From the listing below, pull out all lines with "position" in them.

[A block of data]
☆ ☆ ☆
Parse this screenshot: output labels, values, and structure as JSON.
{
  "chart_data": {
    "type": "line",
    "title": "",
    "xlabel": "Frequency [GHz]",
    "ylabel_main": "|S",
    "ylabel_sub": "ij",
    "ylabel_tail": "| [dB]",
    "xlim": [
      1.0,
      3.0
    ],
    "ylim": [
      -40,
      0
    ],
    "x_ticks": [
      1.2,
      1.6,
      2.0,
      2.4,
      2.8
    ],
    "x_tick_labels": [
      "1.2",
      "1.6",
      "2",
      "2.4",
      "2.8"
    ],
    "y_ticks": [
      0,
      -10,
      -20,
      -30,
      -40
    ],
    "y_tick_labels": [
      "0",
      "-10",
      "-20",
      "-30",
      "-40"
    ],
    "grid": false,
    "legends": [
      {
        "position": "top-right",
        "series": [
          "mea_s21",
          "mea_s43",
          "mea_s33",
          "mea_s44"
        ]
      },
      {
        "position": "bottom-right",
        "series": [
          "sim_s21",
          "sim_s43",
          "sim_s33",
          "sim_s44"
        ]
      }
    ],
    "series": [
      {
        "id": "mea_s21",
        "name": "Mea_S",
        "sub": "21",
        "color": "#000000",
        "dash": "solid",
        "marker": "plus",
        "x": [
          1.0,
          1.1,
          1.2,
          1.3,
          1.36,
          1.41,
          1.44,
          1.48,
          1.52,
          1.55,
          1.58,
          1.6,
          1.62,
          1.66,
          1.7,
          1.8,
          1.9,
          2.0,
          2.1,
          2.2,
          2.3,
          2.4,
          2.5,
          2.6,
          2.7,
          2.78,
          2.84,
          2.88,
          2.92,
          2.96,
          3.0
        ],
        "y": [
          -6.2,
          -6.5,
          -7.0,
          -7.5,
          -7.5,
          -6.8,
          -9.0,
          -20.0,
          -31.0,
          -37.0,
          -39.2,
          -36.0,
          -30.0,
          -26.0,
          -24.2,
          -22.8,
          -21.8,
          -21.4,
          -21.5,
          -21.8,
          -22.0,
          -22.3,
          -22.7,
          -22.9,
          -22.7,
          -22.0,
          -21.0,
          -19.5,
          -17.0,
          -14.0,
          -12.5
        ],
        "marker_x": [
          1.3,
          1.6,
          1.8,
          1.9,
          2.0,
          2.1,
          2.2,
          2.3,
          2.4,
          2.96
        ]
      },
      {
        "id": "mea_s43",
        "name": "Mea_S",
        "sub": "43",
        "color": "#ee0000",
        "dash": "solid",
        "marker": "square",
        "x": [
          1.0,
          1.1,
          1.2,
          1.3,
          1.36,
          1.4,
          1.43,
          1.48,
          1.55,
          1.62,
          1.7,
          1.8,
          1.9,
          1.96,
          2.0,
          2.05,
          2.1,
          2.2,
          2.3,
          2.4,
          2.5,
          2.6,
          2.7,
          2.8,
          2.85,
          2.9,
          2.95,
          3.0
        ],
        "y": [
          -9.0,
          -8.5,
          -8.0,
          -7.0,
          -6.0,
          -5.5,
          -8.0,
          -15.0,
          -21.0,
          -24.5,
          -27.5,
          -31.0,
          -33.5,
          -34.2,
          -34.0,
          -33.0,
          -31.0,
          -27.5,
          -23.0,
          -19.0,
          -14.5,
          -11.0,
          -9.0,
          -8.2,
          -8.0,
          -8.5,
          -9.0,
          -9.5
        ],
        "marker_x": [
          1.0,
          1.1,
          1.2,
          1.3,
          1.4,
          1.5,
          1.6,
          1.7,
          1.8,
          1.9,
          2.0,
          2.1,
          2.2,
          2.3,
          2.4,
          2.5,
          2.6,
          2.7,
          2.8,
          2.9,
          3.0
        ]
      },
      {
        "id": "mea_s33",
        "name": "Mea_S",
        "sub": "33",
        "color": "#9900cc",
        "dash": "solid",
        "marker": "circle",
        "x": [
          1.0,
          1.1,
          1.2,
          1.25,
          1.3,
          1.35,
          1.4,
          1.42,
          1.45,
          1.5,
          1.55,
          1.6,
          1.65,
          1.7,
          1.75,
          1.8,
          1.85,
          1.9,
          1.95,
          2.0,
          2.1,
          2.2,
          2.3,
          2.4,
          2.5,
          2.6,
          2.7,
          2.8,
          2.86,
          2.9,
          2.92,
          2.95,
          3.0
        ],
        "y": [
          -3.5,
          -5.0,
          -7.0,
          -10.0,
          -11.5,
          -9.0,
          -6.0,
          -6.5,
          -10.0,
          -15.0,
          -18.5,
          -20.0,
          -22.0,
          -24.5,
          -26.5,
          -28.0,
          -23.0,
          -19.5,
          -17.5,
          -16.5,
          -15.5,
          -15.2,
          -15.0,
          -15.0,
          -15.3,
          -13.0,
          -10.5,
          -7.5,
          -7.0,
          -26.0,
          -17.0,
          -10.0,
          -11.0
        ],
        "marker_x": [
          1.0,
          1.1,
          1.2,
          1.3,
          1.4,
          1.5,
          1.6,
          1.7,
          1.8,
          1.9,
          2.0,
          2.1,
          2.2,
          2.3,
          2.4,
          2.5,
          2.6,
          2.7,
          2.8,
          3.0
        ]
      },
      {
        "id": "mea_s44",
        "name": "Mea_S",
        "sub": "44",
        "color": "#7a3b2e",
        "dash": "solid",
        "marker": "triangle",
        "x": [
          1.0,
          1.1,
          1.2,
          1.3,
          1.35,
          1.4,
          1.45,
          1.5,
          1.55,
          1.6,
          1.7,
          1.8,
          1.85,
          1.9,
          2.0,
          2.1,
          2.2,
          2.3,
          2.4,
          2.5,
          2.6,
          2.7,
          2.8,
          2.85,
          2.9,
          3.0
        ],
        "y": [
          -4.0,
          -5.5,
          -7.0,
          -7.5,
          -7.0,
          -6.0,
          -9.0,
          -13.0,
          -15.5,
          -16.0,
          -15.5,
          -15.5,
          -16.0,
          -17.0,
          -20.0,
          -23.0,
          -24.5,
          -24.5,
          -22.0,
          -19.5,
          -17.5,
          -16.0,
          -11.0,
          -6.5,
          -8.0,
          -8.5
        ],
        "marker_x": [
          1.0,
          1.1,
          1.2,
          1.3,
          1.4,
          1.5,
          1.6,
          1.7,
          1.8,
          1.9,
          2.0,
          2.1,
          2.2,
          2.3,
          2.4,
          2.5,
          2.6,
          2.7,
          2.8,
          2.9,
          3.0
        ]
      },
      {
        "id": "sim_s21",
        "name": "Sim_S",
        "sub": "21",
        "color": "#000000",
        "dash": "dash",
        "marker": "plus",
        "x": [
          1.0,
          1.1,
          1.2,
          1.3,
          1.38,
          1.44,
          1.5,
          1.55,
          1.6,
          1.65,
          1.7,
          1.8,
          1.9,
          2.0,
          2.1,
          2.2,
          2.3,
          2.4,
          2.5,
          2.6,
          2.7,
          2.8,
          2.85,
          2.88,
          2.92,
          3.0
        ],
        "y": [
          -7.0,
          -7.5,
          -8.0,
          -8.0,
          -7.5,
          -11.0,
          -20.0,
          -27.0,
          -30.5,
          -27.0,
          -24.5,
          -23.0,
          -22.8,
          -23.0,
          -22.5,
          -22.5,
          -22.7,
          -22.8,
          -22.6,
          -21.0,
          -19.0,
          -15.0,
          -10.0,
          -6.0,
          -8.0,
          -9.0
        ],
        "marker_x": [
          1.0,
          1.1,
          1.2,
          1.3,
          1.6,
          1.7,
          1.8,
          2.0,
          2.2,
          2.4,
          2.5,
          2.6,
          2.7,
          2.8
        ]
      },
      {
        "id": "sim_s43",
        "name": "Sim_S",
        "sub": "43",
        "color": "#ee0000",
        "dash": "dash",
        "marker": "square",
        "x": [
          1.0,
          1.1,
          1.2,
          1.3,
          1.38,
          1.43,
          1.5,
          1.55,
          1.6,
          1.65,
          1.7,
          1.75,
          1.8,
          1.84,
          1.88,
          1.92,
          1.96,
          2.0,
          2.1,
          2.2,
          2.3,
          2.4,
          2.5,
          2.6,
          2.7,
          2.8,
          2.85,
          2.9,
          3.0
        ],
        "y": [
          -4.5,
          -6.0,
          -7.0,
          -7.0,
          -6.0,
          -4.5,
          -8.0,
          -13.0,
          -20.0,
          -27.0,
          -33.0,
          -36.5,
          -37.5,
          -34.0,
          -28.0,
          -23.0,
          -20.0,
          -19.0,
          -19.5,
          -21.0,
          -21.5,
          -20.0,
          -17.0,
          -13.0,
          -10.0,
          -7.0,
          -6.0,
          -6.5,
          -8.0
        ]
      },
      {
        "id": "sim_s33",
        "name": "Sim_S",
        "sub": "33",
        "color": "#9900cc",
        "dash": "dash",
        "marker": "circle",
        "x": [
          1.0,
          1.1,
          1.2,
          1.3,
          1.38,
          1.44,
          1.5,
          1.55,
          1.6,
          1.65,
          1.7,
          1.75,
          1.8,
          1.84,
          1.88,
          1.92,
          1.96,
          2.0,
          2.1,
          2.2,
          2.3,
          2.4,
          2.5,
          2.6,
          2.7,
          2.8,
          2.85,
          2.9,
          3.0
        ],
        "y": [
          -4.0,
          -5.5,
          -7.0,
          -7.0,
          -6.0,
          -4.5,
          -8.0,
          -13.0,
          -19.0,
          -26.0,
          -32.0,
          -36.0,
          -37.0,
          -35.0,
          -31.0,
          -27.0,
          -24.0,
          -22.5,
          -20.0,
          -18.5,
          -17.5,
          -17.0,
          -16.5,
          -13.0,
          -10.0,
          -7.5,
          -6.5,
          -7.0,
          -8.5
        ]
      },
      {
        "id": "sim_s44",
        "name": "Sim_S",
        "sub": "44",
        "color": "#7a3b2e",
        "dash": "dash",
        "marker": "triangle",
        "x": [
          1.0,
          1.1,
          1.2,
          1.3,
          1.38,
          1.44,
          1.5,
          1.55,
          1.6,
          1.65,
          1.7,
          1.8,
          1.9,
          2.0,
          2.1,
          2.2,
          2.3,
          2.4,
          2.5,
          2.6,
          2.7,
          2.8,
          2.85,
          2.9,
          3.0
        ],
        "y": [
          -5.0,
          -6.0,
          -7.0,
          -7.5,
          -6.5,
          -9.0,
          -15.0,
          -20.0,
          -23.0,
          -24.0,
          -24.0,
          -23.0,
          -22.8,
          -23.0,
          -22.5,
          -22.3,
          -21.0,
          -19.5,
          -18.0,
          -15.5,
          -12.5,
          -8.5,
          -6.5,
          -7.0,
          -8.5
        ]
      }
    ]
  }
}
☆ ☆ ☆
## Right answer
        "position": "top-right",
        "position": "bottom-right",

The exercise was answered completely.